■ **Passage provided**:
· · ·
Any advice about what I am doing wrong?
Moreover, i noticed also many examples of the most common WebGL libraries which uses a RGBA texture to store depth information are broken - i believe for the same reason, somewhere an issue in the pack/unpack functions.
EDIT: same issue in Three.js: https://github.com/mrdoob/three.js/issues/9092
Interesting thing, if I use the old mod approach to packing depth, I
get a bunch more precision (at least a couple more bits)
Which is the correct approach to store and retrieve depth information, using mediump precision?
The floting point precision for a variable with the precsion qualifier mediump is guaranteed to 10 bits.
· · ·
Saved data entries
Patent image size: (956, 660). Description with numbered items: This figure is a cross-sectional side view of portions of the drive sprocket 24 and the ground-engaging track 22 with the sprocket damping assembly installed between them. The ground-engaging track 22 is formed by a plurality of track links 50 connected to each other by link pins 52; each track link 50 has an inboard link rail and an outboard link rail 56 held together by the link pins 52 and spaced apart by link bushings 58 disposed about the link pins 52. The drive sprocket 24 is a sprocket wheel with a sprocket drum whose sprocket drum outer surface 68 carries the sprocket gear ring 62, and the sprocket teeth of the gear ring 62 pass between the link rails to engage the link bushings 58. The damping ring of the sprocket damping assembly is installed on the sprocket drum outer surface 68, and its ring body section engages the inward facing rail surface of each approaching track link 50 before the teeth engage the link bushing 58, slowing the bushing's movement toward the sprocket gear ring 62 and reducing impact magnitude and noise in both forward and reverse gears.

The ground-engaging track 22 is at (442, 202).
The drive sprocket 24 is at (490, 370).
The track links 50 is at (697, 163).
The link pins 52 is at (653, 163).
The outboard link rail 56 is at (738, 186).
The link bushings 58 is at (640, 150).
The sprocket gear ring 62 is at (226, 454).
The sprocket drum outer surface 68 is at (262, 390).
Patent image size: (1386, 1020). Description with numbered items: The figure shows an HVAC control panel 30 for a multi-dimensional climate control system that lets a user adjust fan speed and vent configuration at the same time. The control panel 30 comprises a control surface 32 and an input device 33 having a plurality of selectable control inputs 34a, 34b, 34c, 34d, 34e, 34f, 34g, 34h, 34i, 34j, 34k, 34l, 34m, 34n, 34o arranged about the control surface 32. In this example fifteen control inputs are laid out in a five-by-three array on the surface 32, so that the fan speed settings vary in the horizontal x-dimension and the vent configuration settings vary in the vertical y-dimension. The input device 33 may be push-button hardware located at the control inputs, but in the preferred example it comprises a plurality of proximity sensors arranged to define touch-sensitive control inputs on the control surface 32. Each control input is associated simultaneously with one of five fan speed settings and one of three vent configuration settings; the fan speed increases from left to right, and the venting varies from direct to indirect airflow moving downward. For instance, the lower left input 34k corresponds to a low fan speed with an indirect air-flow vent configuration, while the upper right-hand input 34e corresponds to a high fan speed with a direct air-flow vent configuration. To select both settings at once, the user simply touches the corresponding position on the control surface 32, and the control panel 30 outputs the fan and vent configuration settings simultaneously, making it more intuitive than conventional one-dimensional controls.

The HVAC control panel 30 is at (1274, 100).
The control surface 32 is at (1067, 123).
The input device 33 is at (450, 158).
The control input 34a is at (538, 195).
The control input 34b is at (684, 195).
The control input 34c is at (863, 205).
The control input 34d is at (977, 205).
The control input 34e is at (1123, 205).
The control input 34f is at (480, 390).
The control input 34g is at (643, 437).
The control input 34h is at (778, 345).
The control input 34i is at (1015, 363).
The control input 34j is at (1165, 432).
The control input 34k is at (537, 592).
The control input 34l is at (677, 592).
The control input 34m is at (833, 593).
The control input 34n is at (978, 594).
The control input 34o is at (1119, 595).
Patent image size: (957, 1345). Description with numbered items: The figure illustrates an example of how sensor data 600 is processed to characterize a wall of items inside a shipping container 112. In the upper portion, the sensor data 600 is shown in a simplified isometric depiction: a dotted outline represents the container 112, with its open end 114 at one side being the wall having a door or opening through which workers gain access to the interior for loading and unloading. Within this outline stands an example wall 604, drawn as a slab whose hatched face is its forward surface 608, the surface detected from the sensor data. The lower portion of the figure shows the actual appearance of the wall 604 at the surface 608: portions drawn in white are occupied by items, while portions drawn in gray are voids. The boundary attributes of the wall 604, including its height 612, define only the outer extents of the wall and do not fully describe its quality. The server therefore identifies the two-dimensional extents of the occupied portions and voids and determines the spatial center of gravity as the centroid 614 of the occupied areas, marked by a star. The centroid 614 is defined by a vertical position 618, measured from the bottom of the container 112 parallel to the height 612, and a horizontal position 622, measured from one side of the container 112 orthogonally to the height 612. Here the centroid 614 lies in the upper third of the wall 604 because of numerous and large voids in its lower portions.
· · ·
■ **Short exercise 1**: In two sentences, summarize the forum excerpt on packing depth in WebGL.
■ **Short exercise 2**: Pick up the forum excerpt on packing depth in WebGL after its last sentence and keep writing.

■ **Written answer 1**: The writer asks what is going wrong and reports that many examples from common WebGL libraries that store depth in an RGBA texture are broken, probably because of a problem in the pack/unpack functions, and links the same issue in Three.js. The older mod approach to packing depth gives at least a couple more bits of precision, and the writer asks for the correct way to store and retrieve depth with mediump precision, which is guaranteed only 10 bits.

■ **Written answer 2**:
See OpenGL ES Shading Language 1.00 Specification - 4.5.2 Precision Qualifiers, page 33
The required minimum ranges and precisions for precision qualifiers are:
For this reason, only the two highest bytes of the encoded depth have a meaning. The algorithm stores the highest byte in the alpha channel and the second highest byte in the blue color channel. This causes that an RGB view of the encoded depth may look arbitrary.
Further the algorithm has an overflow for the depth of 1.0. This causes that the the depth of 1 is encoded as a completely black color, but black becomes 0.0 when it is decoded.
An algorithm which encodes a depth value in the range from [0.0, 1.0], into 16 bits from b00000000 to b11111111, may look like this (RG color channel):
vec2 PackDepth16( in float depth )
{
float depthVal = depth * (256.0*256.0 - 1.0) / (256.0*256.0);
vec3 encode = fract( depthVal * vec3(1.0, 256.0, 256.0*256.0) );
return encode.xy - encode.yz / 256.0 + 1.0/512.0;
}
float UnpackDepth16( in vec2 pack )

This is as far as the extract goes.